---------- Data extract ----------

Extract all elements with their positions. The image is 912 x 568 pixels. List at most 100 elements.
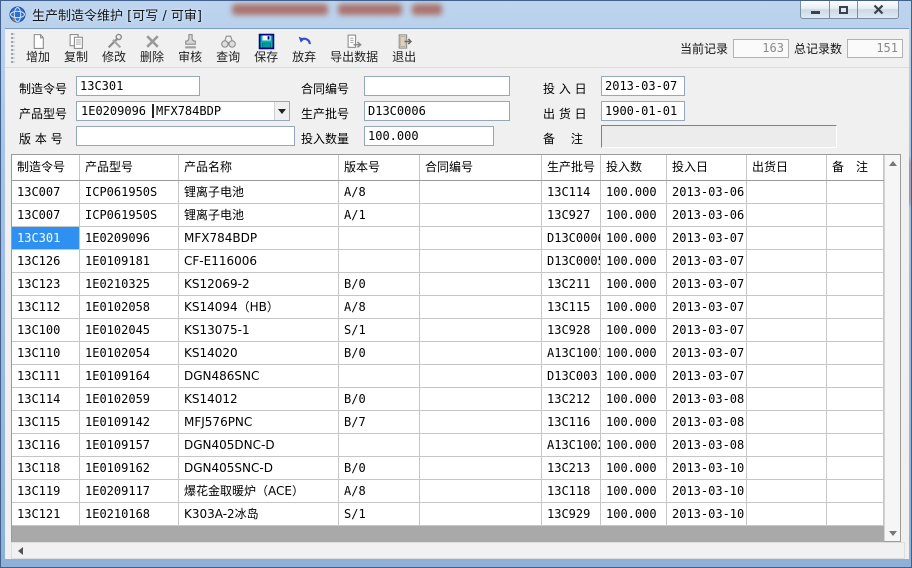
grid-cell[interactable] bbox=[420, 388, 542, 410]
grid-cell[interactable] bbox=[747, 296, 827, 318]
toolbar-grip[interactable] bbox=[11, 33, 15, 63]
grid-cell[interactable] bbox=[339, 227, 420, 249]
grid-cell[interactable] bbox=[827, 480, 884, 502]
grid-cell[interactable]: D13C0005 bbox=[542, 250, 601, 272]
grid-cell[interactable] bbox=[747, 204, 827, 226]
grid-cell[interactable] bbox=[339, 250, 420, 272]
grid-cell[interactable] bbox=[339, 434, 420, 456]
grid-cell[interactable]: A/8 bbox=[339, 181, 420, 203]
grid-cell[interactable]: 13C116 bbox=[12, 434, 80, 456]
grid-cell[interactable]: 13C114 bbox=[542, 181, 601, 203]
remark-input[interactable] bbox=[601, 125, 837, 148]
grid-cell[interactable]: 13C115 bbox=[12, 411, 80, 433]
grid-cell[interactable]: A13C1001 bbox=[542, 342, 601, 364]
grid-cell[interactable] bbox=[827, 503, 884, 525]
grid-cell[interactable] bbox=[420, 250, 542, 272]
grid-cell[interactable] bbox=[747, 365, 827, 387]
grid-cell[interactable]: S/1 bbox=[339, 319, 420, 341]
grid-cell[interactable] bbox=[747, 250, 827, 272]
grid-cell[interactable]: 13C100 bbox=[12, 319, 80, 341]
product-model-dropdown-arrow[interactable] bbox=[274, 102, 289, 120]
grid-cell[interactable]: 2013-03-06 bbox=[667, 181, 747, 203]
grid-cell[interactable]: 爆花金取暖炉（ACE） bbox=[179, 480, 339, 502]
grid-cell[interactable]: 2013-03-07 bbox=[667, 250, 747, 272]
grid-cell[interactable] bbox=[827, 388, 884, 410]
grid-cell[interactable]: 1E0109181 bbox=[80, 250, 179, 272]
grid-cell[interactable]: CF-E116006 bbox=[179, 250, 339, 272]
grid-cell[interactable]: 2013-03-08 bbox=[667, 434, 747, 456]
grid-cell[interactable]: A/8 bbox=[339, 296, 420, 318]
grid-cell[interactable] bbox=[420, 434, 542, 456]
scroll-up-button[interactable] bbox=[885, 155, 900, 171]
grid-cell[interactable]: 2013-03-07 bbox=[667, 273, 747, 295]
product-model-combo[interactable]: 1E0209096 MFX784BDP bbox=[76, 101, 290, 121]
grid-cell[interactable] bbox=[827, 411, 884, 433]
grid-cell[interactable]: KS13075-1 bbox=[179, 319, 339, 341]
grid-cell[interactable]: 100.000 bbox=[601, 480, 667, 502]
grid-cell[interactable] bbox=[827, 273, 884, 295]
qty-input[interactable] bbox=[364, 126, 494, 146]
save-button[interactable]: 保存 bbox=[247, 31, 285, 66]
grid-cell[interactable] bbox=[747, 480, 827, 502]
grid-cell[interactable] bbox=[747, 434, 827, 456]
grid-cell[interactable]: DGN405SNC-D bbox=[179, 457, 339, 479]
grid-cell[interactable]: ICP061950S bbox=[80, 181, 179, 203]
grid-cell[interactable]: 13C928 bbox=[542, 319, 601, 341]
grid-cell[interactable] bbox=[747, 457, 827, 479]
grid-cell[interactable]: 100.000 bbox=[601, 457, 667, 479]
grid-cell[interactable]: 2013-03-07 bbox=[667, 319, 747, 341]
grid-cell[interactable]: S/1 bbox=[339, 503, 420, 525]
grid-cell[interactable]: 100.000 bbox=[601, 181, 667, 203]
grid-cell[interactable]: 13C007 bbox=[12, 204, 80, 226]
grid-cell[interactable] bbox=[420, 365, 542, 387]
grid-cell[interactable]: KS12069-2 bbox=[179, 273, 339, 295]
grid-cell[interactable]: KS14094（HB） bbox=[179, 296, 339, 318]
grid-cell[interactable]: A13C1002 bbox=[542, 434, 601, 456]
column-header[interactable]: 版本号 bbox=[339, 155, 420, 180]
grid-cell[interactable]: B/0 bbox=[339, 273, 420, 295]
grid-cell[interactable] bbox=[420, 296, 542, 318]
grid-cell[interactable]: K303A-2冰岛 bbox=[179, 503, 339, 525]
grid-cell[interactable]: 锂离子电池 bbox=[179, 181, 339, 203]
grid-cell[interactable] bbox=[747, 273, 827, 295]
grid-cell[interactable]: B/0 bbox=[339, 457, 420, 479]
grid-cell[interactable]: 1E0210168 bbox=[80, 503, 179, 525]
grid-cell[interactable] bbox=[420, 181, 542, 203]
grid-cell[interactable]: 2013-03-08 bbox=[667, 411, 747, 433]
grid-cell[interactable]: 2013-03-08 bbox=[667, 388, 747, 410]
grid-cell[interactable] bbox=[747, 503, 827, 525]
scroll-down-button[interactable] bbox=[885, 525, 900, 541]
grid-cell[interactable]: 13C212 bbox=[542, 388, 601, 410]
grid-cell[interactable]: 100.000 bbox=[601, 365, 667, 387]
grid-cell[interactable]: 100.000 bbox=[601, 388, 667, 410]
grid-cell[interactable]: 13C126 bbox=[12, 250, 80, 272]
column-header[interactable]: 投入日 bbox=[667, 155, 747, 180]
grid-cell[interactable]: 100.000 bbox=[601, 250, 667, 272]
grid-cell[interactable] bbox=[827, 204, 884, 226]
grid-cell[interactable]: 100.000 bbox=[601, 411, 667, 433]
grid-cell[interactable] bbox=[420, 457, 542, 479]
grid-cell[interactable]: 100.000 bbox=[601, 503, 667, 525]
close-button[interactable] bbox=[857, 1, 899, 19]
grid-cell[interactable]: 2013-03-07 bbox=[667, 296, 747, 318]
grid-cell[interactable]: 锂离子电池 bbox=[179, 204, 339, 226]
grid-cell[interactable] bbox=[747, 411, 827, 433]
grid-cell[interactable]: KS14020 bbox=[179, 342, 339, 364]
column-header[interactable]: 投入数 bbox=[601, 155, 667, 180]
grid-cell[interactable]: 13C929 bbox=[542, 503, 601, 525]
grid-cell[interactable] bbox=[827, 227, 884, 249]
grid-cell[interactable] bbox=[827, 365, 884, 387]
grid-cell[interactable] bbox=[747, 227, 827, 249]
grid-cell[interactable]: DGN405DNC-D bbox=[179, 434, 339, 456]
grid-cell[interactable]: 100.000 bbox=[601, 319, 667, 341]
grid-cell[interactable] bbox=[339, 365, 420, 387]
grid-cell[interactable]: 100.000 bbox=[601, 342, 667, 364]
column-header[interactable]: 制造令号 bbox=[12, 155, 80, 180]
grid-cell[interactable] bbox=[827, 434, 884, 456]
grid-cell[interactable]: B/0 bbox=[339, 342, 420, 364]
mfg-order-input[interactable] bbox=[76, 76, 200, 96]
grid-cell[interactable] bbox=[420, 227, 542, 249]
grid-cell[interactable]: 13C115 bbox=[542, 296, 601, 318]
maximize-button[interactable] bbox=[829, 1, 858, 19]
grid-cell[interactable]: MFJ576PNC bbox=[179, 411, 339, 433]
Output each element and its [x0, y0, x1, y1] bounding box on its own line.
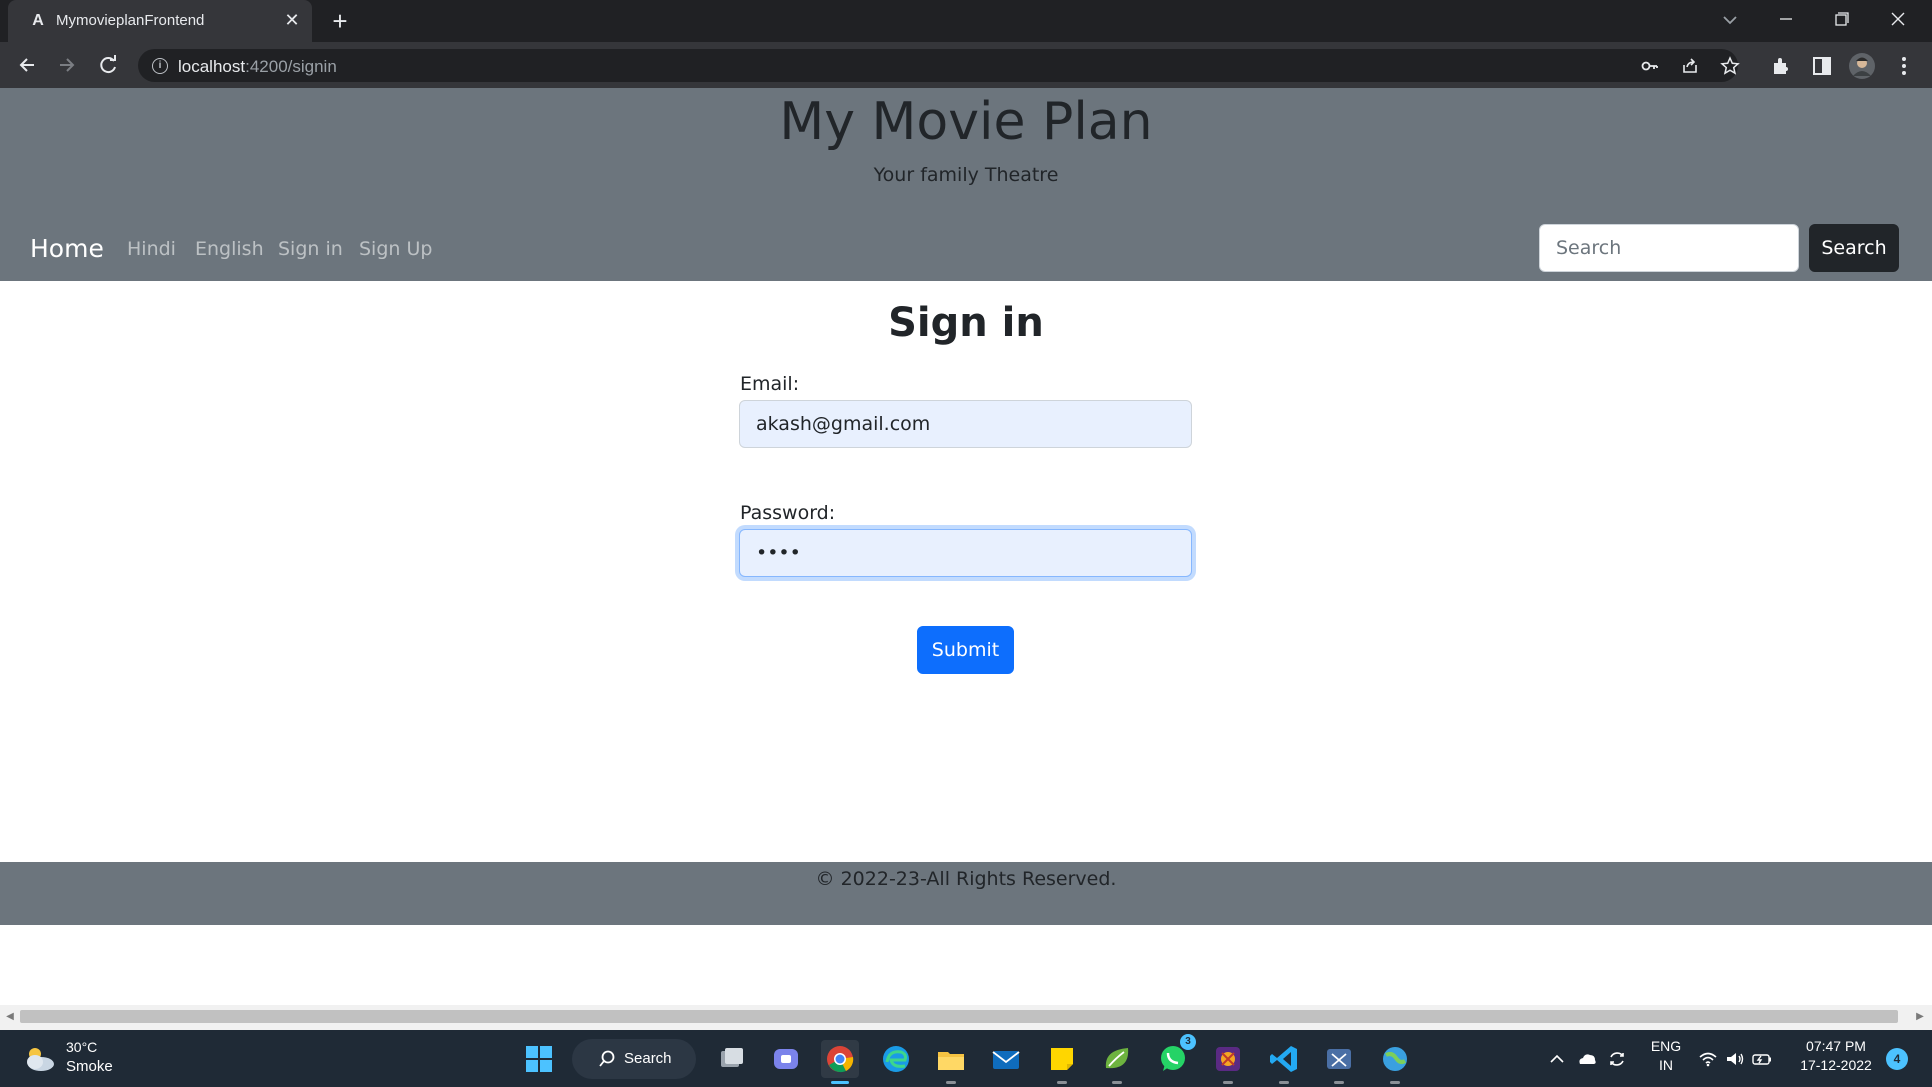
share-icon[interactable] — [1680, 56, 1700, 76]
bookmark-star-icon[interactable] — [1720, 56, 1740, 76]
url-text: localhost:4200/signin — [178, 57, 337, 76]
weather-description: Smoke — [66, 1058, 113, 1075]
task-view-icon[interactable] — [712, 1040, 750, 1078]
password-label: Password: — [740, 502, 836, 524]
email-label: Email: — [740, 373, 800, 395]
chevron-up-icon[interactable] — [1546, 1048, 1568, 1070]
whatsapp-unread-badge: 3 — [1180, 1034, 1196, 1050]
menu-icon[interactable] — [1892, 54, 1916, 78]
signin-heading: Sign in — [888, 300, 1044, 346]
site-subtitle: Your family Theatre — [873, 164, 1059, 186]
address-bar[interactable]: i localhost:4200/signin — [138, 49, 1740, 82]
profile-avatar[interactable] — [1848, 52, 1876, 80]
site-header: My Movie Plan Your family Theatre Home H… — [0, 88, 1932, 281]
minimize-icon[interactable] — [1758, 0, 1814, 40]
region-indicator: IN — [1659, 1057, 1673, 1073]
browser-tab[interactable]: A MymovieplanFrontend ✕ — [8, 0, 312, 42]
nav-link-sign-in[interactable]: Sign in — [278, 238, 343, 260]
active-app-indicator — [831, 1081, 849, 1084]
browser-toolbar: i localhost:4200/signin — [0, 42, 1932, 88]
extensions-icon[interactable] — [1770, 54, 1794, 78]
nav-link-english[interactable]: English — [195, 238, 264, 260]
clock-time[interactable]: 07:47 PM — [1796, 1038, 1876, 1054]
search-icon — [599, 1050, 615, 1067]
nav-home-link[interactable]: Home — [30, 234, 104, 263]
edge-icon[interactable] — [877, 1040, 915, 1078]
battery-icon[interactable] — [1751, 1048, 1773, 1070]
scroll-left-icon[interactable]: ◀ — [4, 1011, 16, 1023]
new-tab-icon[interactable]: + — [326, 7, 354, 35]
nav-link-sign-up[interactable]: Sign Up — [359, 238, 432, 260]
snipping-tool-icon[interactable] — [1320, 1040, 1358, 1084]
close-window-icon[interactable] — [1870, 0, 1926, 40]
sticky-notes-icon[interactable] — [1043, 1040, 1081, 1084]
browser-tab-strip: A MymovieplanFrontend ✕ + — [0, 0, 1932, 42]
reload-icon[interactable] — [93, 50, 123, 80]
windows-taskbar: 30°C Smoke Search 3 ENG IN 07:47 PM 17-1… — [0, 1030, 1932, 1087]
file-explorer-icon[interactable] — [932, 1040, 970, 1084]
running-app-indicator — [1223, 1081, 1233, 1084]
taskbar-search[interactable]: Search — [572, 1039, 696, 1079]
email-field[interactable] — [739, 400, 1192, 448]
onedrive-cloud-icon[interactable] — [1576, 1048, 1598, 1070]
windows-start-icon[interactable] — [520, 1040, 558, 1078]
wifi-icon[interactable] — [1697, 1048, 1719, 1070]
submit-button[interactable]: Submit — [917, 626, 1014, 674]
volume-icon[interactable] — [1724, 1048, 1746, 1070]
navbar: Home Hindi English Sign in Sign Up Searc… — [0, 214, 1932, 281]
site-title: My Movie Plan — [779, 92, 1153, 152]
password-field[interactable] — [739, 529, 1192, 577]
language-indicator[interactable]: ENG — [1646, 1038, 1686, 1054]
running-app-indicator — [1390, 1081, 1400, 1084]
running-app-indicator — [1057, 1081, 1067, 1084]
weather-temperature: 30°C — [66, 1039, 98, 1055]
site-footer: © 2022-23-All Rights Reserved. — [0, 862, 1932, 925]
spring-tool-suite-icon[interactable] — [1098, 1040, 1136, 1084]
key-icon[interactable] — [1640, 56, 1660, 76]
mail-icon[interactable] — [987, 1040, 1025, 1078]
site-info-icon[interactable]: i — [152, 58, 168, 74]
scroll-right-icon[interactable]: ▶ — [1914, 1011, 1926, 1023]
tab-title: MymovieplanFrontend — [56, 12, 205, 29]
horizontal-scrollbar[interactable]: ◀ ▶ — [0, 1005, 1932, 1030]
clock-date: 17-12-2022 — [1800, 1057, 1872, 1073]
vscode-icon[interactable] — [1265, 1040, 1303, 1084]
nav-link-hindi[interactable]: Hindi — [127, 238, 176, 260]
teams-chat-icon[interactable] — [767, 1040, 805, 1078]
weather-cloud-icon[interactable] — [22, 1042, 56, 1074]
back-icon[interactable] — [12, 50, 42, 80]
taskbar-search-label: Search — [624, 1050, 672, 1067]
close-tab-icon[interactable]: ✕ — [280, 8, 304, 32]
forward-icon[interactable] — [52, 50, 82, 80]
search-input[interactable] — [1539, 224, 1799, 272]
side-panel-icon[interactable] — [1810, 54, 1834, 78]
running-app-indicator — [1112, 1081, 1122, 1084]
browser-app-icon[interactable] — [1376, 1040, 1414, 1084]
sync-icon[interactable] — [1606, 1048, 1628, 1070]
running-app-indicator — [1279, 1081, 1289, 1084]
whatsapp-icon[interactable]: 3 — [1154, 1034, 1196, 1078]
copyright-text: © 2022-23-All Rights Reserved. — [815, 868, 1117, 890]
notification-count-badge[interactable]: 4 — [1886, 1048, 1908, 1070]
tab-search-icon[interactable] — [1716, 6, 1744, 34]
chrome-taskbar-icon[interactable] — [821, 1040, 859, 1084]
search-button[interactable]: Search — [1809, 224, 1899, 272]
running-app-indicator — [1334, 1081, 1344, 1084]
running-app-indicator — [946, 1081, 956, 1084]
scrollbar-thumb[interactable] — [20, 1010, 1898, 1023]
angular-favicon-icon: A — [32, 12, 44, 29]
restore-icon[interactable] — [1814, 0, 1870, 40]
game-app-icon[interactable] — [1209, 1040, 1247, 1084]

----------

> Written problem: Edit the lines from the one containing "grid-cell[interactable] bbox=[420, 388, 542, 410]" up to and including the one containing "grid-cell[interactable]: A13C1001 bbox=[542, 342, 601, 364]": swap "remark-input" for "note-input" and keep everything else unchanged.

> Final result:
grid-cell[interactable] bbox=[420, 388, 542, 410]
grid-cell[interactable] bbox=[747, 296, 827, 318]
toolbar-grip[interactable] bbox=[11, 33, 15, 63]
grid-cell[interactable] bbox=[339, 227, 420, 249]
grid-cell[interactable] bbox=[827, 480, 884, 502]
grid-cell[interactable]: D13C0005 bbox=[542, 250, 601, 272]
grid-cell[interactable] bbox=[747, 204, 827, 226]
grid-cell[interactable] bbox=[339, 250, 420, 272]
grid-cell[interactable] bbox=[339, 434, 420, 456]
grid-cell[interactable]: A/8 bbox=[339, 181, 420, 203]
grid-cell[interactable]: 13C116 bbox=[12, 434, 80, 456]
grid-cell[interactable]: 13C114 bbox=[542, 181, 601, 203]
note-input[interactable] bbox=[601, 125, 837, 148]
grid-cell[interactable]: 13C115 bbox=[12, 411, 80, 433]
grid-cell[interactable]: A13C1001 bbox=[542, 342, 601, 364]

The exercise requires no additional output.